» GOAL OF THE EXERCISE: Copy each line that contains the string "AMPlitude".

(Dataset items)

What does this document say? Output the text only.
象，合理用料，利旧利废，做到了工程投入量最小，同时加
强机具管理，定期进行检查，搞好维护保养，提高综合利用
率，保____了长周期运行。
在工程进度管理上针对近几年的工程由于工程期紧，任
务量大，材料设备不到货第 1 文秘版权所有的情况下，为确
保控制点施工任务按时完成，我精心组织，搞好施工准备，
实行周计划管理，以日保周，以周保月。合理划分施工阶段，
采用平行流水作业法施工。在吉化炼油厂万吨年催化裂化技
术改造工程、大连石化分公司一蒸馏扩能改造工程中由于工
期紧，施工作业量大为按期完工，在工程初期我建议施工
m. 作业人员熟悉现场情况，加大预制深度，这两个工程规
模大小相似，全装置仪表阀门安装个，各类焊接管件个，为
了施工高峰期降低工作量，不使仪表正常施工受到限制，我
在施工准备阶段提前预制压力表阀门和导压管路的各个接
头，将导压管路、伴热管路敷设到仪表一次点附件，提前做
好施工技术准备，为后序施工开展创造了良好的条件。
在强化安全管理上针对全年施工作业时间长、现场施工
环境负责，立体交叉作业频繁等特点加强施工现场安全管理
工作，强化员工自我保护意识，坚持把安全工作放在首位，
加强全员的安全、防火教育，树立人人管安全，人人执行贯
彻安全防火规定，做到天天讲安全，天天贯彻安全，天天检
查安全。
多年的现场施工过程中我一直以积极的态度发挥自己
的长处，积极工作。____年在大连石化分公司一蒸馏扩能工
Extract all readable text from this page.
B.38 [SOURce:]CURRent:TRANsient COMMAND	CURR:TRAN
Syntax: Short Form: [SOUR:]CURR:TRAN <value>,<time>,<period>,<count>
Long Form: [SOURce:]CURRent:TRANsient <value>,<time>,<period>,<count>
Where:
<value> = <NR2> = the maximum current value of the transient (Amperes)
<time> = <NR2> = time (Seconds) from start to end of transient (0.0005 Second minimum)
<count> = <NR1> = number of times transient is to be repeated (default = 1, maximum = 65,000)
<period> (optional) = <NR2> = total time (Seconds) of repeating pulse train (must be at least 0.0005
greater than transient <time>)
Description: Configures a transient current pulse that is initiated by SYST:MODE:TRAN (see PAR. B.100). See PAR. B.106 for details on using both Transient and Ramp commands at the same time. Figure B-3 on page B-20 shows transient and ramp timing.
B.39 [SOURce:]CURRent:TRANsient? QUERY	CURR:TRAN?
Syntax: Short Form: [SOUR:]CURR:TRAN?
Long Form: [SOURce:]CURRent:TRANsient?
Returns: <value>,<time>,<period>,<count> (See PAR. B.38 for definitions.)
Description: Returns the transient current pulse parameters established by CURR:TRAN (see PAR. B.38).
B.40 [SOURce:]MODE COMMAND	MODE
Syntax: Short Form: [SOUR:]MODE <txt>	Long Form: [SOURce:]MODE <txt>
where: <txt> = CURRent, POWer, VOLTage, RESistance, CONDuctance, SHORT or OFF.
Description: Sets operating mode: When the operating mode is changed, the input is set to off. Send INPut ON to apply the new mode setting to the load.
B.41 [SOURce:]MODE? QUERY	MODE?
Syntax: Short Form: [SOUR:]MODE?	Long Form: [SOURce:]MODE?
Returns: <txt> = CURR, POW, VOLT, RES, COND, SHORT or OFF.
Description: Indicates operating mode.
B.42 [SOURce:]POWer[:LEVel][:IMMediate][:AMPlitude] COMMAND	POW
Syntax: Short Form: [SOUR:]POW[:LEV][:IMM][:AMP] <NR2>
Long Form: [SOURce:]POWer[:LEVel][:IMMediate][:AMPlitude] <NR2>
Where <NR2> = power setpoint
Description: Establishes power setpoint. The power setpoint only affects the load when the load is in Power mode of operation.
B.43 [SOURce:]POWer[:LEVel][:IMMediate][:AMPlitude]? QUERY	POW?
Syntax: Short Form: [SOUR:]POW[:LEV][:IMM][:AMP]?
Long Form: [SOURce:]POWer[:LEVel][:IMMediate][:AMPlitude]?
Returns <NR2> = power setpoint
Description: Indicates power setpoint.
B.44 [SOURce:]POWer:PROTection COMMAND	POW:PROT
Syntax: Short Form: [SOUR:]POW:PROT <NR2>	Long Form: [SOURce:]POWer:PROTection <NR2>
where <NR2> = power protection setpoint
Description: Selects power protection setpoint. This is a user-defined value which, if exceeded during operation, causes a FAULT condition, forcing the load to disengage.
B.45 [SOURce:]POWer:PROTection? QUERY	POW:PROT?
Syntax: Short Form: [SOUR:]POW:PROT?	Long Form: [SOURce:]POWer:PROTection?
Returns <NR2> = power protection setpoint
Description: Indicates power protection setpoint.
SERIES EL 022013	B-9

» RESULT:
B.42 [SOURce:]POWer[:LEVel][:IMMediate][:AMPlitude] COMMAND	POW
Long Form: [SOURce:]POWer[:LEVel][:IMMediate][:AMPlitude] <NR2>
B.43 [SOURce:]POWer[:LEVel][:IMMediate][:AMPlitude]? QUERY	POW?
Long Form: [SOURce:]POWer[:LEVel][:IMMediate][:AMPlitude]?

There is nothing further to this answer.